**Tâche demandée A**
Répondez à ces questions sur la critique consacrée à Kong :
(i) En quelle année est sortie la version de Peter Jackson ?
(ii) Quelle société fait un « boulot monstre » ?
(iii) De quel roman Apocalypse Now se veut-il une version moderne ?
**Tâche demandée B**
Recopiez mot pour mot, s'il vous plaît, le passage des rangées qui va de la ligne contenant "tab-more[interactable]: 기타 [1348, 113, 1393, 128]" jusqu'à la ligne contenant "font-family-select[interactable]: 손패스 [1257, 155, 1393, 171]", ces deux lignes comprises.

**Texte fourni**
Les intentions de l’équipe semblaient bonnes. Revenir à un Kong originel : sur deux pattes comme dans le premier et le remake de Guillermin , casser le schéma tournant autour du kidnapping de la belle par la bête et changer du tout au tout le comportement des indigènes de l’île. Bref sortir des sentiers battus autour de Kong ( quand bien même certains sentiers sont magnifiques, comme ceux dessinés par Peter Jackson dans sa version de 2005 ). Hélas, quand on joue avec les mythes et les symboles, il faut savoir les manier. Ou tout du moins savoir manier une caméra quand on fait du cinéma. Vogt-Roberts échoue sur ces tableaux. Kong n’est jamais rien d’autre que ce qu’il est c'est à dire un singe géant dont l’âme émane un peu car le travail d’écriture autour des personnages humains est réduit à moins que le minimum syndical : ils sont leurs fonctions. (et parce que ILM fait un boulot monstre-oui j’ai osé- et que la « vallée mystérieuse » est de plus en loin dans l’œil en image de synthèse).
Point barre. À peine peut-on coller une allégorie écolo sur ce grand primate. Mais elle est tellement boiteuse que son propos en devient le degré zéro de la moralisation et jamais une prise de conscience.


On ne risque pas de le confondre avec celui de Jackson, c'est déja ça.

La guerre du Vietnam, certains plans et surtout l’affiche IMAX convoquent le spectre fumant d’Apocalypse Now. Et qui convoque Apocalypse Now convoque également le roman Au cœur des ténèbres de Joseph Conrad. Logique, puisqu’Apocalypse Now se veut une version moderne du roman.

**Informations affichées**
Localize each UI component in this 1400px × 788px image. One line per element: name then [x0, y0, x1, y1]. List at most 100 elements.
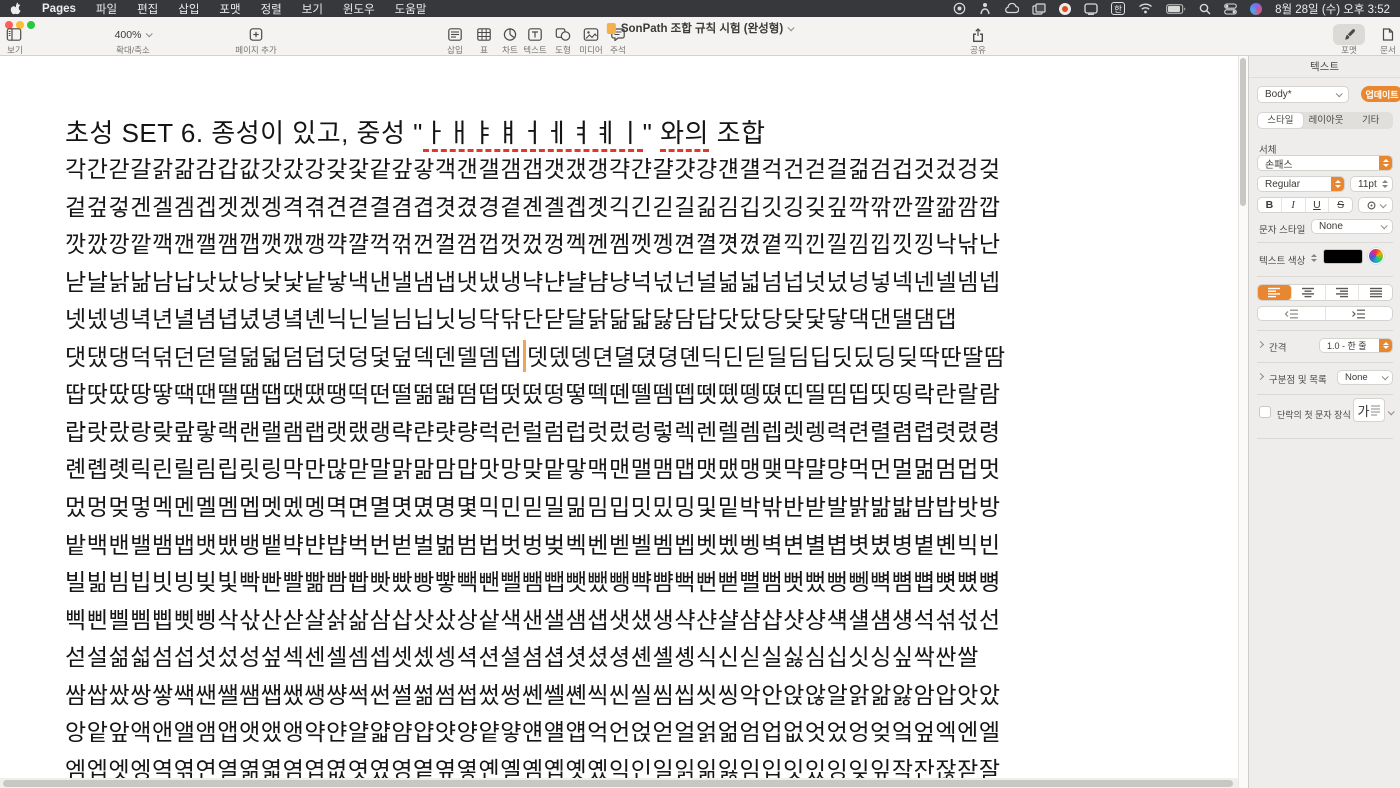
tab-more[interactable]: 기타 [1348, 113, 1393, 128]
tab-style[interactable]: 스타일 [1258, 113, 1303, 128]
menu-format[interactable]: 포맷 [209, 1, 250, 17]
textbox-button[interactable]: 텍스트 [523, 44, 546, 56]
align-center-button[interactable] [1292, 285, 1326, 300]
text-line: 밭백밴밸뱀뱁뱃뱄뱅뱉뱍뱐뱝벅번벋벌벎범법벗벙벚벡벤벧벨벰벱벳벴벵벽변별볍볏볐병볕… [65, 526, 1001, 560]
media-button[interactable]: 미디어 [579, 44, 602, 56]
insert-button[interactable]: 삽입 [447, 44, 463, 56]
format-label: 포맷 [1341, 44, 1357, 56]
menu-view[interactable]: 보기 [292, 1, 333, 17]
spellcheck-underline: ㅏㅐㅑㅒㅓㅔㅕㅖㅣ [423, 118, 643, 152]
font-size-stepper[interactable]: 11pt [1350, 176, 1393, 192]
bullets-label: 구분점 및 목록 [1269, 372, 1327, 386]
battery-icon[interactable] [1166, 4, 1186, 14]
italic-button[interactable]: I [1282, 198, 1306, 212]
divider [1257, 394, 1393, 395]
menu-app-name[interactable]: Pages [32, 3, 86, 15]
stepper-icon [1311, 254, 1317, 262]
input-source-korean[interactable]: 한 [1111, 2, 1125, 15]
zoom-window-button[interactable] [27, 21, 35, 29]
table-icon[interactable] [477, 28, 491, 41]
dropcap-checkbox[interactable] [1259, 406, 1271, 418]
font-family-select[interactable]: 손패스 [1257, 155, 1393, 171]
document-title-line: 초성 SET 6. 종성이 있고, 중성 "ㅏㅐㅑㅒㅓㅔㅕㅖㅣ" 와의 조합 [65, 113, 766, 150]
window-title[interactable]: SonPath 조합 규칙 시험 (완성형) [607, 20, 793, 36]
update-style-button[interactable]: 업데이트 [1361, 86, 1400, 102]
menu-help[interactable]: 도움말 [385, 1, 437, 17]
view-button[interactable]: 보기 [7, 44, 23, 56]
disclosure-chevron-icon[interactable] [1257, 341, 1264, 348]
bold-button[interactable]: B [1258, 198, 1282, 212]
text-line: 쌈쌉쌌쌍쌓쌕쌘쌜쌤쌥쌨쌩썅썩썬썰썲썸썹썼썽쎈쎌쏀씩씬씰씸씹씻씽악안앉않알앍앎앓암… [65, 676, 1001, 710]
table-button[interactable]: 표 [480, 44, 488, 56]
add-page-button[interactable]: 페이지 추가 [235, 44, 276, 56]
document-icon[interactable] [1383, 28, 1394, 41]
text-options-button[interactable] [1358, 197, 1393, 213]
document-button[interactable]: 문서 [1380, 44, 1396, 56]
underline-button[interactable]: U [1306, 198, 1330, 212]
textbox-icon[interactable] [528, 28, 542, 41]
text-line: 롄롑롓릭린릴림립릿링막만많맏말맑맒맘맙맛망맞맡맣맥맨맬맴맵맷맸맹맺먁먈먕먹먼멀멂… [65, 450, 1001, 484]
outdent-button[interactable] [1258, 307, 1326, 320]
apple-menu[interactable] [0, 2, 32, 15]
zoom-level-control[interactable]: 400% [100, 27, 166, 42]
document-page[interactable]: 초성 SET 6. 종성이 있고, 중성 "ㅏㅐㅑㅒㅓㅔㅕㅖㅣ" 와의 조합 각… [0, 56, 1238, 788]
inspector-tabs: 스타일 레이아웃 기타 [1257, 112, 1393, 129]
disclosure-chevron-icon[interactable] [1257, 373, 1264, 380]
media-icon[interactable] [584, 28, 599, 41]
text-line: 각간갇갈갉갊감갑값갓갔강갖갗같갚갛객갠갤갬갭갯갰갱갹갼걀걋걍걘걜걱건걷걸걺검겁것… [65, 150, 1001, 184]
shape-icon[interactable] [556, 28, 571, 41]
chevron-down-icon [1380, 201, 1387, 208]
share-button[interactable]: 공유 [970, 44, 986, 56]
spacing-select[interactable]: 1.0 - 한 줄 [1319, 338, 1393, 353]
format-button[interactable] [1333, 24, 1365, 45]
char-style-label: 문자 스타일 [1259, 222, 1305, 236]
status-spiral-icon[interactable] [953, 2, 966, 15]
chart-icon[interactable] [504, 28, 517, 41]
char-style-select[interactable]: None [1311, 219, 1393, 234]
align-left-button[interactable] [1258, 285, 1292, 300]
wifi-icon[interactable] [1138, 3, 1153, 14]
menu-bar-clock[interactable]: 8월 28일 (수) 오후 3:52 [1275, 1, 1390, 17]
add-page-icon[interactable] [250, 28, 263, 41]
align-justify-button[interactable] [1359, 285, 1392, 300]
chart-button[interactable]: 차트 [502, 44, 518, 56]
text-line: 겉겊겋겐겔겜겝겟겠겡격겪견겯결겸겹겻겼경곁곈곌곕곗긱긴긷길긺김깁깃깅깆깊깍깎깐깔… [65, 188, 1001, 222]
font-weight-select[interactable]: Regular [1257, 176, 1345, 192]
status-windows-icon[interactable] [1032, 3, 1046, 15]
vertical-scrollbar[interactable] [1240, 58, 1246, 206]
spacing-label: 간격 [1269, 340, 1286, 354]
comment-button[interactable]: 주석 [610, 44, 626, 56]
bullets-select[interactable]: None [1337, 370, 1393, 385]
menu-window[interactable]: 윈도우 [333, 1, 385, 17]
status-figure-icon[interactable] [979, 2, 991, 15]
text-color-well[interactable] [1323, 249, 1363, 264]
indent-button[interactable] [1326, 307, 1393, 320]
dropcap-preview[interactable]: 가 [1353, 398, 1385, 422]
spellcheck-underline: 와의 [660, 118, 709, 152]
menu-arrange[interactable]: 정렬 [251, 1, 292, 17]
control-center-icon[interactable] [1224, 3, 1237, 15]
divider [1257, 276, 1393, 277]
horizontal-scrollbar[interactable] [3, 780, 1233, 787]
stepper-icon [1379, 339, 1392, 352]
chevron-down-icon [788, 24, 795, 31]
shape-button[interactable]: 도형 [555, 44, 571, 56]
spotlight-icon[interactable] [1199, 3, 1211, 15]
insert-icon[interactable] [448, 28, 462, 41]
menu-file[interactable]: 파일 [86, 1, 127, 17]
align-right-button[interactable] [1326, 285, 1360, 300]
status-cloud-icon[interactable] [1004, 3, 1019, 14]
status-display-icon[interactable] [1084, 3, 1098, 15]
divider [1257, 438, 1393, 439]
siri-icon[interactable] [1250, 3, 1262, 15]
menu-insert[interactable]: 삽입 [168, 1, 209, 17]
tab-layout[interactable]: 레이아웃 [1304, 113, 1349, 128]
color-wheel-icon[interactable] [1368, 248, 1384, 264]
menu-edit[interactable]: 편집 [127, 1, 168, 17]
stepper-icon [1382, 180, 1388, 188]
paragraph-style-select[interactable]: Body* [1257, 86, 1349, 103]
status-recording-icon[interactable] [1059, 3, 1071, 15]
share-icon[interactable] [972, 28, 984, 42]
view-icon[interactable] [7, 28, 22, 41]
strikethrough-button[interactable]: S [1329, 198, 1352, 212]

**Résultat A**
(i) En 2005.
(ii) ILM.
(iii) Du roman Au cœur des ténèbres de Joseph Conrad.

**Résultat B**
tab-more[interactable]: 기타 [1348, 113, 1393, 128]
tab-style[interactable]: 스타일 [1258, 113, 1303, 128]
menu-format[interactable]: 포맷 [209, 1, 250, 17]
textbox-button[interactable]: 텍스트 [523, 44, 546, 56]
align-center-button[interactable] [1292, 285, 1326, 300]
text-line: 밭백밴밸뱀뱁뱃뱄뱅뱉뱍뱐뱝벅번벋벌벎범법벗벙벚벡벤벧벨벰벱벳벴벵벽변별볍볏볐병볕… [65, 526, 1001, 560]
media-button[interactable]: 미디어 [579, 44, 602, 56]
insert-button[interactable]: 삽입 [447, 44, 463, 56]
format-label: 포맷 [1341, 44, 1357, 56]
menu-view[interactable]: 보기 [292, 1, 333, 17]
spellcheck-underline: ㅏㅐㅑㅒㅓㅔㅕㅖㅣ [423, 118, 643, 152]
font-size-stepper[interactable]: 11pt [1350, 176, 1393, 192]
bullets-label: 구분점 및 목록 [1269, 372, 1327, 386]
battery-icon[interactable] [1166, 4, 1186, 14]
italic-button[interactable]: I [1282, 198, 1306, 212]
divider [1257, 394, 1393, 395]
menu-app-name[interactable]: Pages [32, 3, 86, 15]
stepper-icon [1311, 254, 1317, 262]
input-source-korean[interactable]: 한 [1111, 2, 1125, 15]
zoom-window-button[interactable] [27, 21, 35, 29]
table-icon[interactable] [477, 28, 491, 41]
dropcap-checkbox[interactable] [1259, 406, 1271, 418]
font-family-select[interactable]: 손패스 [1257, 155, 1393, 171]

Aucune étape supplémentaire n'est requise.